_EXTRAIT DU DOCUMENT_
---------------

PARIS
À la date de son attribution, le prix Marcel Duchamp célèbre des artistes plus largement acquis par les Frac [Fonds régionaux d’art contemporain] que le prix Fondation d’entreprise Ricard. Tous deux ouvrent sur des acquisitions ultérieures effectuées par le Musée national d’art moderne. Tels sont les enseignements principaux que délivre une étude universitaire réalisée à partir de données disponibles sur la base de données Videomuseum [qui recense les collections publiques françaises d’art moderne et contemporain, NDLR].
Quoique d’ambition différente – le prix Marcel Duchamp a été conçu à l’image du Turner Prize [décerné par la Tate à Londres] –, ces prix présentent quelques similitudes, couronnant des « jeunes » talents de la scène plastique contemporaine. Surtout, tous deux ont choisi un positionnement astucieux à mi-chemin entre le marché et l’institution, de façon à opérer sur tous les fronts pour doper la carrière des artistes.
S’ils sont remis au moment où se tient la Fiac [Foire internationale d’art contemporain], à Paris, événement marchand emblématique du paysage artistique français, l’institution, et son importance pour la carrière des artistes, n’en est pas pour autant oubliée. Tandis que le prix Duchamp offre au lauréat une exposition au Centre Pompidou assortie d’un catalogue, il est prévu dans les statuts du prix Ricard que soit offerte une œuvre au Mnam (Musée national d’art moderne). Au-delà, ces distinctions présentent de nombreuses différences, pour ne citer que le montant alloué aux artistes (1) ou leur mode de sélection. Alors que le jury du prix Duchamp est composé d’un nombre réduit de personnalités (7 à 8), le prix Ricard s’appuie sur un vote soumis à un public plus large (dénombrant un peu plus de 300 personnes : collectionneurs, critiques et amis de musées), lesquels doivent choisir le lauréat au sein d’un panel de dix artistes présélectionnés par un commissaire d’exposition indépendant.
S’il demeure difficile d’évaluer avec précision l’impact des prix sur les carrières des artistes, quelques éléments peuvent être mis en lumière sur le plan tant marchand qu’institutionnel. Le Journal des Arts avait déjà consacré un dossier à cette question en 2013 [lire le JdA no 385, 15 février 2013], en voici quelques prolongements.

---------------

_OBJECTIF_
Rédigez la suite de l'article sur les prix Marcel Duchamp et Ricard, en reprenant après sa dernière phrase. Le matériel ci-après n'a aucun lien avec l'article sur les prix Marcel Duchamp et Ricard.

Entrées du jeu de données de mise en page
---------------

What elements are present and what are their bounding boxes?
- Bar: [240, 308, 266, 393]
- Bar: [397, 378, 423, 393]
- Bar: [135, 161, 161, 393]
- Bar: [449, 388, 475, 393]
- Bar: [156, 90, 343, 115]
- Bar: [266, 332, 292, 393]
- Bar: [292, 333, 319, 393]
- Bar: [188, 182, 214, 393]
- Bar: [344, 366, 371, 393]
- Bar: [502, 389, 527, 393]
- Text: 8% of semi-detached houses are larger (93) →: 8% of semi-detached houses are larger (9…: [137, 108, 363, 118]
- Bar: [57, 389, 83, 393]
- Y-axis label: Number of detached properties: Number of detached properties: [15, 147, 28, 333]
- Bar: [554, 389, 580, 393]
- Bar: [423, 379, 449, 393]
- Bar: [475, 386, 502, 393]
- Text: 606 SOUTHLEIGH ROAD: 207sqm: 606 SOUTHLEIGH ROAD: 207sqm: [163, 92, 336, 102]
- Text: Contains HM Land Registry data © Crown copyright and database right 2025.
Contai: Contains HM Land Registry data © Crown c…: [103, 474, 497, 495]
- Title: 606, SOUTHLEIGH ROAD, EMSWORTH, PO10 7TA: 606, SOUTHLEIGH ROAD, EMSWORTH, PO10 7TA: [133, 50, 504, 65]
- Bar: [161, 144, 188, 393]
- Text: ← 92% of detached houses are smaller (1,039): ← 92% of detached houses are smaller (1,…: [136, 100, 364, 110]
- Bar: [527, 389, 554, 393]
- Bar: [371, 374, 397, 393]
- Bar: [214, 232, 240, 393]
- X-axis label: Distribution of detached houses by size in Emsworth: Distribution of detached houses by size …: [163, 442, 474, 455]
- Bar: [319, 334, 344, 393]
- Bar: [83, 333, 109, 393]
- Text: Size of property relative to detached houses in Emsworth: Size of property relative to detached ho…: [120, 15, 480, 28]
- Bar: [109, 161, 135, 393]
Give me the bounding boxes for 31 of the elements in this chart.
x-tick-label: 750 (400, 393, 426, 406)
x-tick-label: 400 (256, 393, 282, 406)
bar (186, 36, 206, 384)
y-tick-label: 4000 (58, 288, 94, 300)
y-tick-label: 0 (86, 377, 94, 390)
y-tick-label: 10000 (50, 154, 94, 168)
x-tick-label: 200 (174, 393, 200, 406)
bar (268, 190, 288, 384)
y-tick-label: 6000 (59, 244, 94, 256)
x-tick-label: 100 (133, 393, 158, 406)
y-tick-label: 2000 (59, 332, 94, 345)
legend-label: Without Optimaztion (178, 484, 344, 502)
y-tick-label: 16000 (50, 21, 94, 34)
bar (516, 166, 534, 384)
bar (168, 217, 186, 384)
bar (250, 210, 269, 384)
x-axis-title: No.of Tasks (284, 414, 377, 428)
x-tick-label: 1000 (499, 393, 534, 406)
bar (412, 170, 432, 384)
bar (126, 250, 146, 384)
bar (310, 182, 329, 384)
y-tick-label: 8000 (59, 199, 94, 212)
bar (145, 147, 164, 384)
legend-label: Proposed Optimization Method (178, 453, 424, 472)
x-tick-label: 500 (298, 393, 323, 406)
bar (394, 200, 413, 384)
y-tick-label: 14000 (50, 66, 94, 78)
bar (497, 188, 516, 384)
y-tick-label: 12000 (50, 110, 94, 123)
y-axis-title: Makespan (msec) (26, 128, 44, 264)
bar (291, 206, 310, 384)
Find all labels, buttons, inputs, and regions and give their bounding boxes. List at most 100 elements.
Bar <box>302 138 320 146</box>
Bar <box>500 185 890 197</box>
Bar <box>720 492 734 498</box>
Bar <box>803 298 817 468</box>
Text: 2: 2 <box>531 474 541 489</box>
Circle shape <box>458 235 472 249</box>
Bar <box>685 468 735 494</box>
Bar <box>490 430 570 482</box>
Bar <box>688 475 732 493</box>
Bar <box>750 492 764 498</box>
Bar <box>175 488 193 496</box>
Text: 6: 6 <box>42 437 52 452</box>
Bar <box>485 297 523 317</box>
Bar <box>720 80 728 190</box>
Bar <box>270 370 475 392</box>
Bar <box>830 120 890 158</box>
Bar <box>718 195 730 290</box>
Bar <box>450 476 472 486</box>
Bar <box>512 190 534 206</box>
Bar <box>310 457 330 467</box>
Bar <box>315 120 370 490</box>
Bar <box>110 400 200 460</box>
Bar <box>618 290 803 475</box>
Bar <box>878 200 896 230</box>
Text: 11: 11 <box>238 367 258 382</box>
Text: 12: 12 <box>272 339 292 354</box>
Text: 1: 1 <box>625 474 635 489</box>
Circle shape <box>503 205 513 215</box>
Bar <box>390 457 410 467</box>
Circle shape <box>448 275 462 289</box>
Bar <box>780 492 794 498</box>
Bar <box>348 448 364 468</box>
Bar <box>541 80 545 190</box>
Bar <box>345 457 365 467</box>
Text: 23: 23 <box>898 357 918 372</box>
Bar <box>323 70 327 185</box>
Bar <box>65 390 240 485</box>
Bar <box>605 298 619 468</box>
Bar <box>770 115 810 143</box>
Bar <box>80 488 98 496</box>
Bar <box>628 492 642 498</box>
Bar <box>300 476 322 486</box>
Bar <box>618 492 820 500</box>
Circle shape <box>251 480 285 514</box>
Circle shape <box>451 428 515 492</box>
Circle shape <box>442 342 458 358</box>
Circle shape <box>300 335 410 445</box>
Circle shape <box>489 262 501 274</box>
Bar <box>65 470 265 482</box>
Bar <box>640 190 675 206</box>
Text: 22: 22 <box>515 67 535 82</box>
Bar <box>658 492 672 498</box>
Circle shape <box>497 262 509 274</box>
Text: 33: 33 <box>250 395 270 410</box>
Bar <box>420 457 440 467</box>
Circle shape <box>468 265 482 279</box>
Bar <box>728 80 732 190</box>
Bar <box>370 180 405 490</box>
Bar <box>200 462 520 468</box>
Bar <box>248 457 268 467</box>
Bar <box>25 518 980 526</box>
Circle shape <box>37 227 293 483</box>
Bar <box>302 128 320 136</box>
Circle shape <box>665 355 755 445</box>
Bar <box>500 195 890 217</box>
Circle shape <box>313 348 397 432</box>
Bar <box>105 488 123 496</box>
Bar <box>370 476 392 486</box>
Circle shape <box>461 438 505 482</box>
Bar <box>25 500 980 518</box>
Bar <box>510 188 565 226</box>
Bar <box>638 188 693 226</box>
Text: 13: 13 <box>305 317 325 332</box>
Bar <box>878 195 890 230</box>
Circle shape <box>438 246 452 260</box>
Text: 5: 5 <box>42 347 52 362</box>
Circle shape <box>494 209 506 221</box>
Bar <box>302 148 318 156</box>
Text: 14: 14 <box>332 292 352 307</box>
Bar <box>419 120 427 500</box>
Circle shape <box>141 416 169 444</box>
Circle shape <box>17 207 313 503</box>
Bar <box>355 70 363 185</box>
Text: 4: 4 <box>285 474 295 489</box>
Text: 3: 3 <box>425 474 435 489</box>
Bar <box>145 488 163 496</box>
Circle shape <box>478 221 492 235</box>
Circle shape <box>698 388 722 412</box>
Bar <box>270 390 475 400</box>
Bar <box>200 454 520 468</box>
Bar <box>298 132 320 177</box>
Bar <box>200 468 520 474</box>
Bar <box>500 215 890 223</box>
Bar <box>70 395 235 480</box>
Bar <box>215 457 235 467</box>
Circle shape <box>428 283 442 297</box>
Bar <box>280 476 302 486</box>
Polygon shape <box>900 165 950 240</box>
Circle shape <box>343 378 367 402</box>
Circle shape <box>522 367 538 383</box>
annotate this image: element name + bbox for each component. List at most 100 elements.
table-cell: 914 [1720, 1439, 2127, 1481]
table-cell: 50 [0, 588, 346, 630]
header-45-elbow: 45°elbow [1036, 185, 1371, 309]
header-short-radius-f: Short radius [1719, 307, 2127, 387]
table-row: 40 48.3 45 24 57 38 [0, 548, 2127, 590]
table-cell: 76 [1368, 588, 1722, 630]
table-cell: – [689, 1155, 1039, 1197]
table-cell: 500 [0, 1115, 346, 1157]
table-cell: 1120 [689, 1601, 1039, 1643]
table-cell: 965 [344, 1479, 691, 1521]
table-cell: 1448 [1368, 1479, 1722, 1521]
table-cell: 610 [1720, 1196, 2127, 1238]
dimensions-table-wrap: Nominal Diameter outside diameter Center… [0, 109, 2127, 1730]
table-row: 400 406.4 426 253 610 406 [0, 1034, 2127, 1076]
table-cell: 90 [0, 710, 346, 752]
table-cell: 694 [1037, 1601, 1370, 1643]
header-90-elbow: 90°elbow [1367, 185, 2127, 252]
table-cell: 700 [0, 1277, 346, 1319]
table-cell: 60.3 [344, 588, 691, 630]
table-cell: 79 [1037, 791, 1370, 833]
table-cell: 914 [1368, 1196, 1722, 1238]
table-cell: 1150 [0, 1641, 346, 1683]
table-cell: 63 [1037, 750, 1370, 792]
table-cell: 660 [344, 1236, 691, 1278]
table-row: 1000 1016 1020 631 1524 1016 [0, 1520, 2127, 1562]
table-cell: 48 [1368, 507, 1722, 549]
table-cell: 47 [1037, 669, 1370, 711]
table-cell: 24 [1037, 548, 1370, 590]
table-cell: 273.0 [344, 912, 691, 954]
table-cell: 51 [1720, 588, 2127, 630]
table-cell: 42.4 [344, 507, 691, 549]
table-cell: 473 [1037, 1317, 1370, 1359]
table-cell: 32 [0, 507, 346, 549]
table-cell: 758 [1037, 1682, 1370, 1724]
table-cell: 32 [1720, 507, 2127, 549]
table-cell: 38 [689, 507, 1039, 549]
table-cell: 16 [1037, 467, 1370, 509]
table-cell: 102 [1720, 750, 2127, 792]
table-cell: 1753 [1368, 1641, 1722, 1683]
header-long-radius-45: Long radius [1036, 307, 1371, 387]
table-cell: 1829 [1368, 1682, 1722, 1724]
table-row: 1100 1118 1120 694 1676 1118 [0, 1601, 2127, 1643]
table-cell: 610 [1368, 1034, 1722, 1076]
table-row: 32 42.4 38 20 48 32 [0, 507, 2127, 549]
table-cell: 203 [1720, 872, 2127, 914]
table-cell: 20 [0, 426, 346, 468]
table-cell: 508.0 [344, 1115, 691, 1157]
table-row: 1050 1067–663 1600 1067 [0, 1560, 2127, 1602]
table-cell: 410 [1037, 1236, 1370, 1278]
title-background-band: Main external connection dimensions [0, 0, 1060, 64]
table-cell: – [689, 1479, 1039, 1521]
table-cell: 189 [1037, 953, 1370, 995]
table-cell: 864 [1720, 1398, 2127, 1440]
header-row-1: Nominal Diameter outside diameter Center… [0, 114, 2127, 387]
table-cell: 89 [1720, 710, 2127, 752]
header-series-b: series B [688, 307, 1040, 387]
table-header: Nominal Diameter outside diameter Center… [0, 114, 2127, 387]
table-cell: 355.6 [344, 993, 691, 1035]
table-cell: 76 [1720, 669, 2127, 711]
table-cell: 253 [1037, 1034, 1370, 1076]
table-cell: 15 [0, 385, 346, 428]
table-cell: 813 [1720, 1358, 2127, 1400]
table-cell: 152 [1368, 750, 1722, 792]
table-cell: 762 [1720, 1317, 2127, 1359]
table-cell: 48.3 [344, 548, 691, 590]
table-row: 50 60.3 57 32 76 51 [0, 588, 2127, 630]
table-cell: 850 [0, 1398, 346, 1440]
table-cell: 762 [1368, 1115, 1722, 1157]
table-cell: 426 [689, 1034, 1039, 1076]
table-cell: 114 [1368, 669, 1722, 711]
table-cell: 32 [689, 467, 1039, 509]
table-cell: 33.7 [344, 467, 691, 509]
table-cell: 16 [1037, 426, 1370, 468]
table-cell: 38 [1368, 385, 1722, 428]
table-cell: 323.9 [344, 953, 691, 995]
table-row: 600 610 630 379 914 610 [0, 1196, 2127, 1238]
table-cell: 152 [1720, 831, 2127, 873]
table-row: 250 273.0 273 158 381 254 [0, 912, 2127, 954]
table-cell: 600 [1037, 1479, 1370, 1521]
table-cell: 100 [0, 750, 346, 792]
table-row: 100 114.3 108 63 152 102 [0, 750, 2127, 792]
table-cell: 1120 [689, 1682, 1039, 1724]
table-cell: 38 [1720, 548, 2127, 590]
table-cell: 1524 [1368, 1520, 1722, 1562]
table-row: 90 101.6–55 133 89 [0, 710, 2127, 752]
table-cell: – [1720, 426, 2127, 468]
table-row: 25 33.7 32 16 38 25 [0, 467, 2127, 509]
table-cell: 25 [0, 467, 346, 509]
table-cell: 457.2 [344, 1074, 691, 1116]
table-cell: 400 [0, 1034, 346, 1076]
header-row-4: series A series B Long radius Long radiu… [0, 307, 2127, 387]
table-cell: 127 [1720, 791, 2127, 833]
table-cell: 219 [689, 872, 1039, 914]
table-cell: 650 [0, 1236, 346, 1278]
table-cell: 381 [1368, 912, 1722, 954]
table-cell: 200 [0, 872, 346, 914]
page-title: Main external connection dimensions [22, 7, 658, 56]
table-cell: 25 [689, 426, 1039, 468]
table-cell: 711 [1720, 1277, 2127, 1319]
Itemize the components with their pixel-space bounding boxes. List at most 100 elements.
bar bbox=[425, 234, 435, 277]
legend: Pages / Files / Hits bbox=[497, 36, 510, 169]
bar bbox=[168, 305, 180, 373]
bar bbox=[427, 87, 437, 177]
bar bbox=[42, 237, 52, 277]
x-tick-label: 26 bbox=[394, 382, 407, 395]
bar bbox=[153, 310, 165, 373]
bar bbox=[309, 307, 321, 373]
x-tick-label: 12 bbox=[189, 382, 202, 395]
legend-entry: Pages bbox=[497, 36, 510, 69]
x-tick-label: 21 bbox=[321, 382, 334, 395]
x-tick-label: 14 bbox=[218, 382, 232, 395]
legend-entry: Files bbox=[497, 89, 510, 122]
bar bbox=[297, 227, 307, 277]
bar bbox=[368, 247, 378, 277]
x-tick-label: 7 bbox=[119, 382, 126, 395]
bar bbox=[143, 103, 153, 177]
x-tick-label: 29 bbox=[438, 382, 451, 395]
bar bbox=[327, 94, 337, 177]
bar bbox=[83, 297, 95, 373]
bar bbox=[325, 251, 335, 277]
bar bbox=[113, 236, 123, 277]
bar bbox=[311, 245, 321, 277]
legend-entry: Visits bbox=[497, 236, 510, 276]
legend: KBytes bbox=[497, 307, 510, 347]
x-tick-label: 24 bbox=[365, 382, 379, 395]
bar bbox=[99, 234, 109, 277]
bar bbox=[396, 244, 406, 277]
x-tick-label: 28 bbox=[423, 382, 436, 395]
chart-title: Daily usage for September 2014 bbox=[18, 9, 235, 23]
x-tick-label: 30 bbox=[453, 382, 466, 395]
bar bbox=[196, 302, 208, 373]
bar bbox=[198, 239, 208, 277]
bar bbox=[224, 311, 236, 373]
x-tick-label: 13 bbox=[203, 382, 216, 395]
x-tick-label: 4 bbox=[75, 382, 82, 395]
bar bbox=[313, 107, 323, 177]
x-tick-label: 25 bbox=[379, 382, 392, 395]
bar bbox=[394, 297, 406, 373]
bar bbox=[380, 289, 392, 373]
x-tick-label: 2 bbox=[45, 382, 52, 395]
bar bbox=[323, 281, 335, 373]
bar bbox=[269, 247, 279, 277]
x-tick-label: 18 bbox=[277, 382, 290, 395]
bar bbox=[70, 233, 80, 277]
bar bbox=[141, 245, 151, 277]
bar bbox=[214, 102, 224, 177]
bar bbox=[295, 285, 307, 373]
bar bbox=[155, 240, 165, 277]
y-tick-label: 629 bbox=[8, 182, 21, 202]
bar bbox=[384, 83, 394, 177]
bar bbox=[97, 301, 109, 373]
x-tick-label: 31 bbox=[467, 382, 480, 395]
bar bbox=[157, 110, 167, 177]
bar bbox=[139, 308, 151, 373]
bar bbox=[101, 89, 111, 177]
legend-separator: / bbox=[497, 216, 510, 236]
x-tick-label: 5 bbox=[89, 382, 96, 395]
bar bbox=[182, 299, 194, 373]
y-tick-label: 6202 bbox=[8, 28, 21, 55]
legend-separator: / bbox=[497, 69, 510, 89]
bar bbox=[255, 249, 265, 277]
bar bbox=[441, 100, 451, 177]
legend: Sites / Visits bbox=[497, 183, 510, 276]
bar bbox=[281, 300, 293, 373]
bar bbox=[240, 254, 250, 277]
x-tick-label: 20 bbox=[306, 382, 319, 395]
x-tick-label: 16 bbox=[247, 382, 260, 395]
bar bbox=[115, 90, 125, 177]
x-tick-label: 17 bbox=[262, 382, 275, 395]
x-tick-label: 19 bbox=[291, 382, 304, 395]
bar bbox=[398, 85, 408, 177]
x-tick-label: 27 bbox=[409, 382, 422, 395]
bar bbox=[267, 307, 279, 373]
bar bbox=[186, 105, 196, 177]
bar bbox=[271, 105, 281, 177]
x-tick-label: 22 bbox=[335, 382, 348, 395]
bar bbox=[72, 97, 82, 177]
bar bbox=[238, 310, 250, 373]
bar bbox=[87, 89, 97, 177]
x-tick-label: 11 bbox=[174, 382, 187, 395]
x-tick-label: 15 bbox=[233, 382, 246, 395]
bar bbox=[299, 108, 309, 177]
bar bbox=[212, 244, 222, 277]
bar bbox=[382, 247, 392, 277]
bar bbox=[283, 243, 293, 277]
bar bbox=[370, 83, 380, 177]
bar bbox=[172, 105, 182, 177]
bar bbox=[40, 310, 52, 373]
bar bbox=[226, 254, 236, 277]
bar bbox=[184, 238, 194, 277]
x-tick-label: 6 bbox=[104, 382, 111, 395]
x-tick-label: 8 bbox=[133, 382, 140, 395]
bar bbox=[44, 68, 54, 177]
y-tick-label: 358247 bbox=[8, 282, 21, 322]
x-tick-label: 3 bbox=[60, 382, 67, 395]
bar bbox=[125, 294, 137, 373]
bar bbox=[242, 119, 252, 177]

---------------

_RÉPONSE PROPOSÉE_
Les achats précurseurs des Frac
Les artistes récipiendaires du prix Duchamp ont dans l’ensemble, au moment où ils sont distingués, un nombre d’œuvres présentes dans les collections de Frac plus élevé que les lauréats du prix Ricard, sans doute plus tourné vers la scène émergente. Huit années s’écoulent en moyenne entre l’entrée pour la première fois d’une œuvre de l’artiste dans un Frac et l’obtention du prix Duchamp, alors que cette durée est de trois ans et demi pour le prix Ricard. En outre, le nombre médian d’œuvres détenues par les Frac lorsqu’un artiste reçoit le prix Duchamp est de huit contre trois pour le prix Ricard. Enfin, si tant est que l’âge puisse être corrélé avec l’évolution des carrières, l’intervention plus tardive du prix Duchamp dans la carrière des artistes se vérifie à travers l’âge plus élevé des lauréats lors de l’obtention de ce prix, 38 ans en moyenne contre 33 pour le prix Ricard. C’est ainsi que les deux artistes qui ont été doublement couronnés, Tatiana Trouvé et Mircea Cantor, ont commencé par recevoir le prix Ricard [en 2001 et 2004] puis ont été récompensés par le prix Duchamp [en 2007 et 2011] respectivement six et sept ans après.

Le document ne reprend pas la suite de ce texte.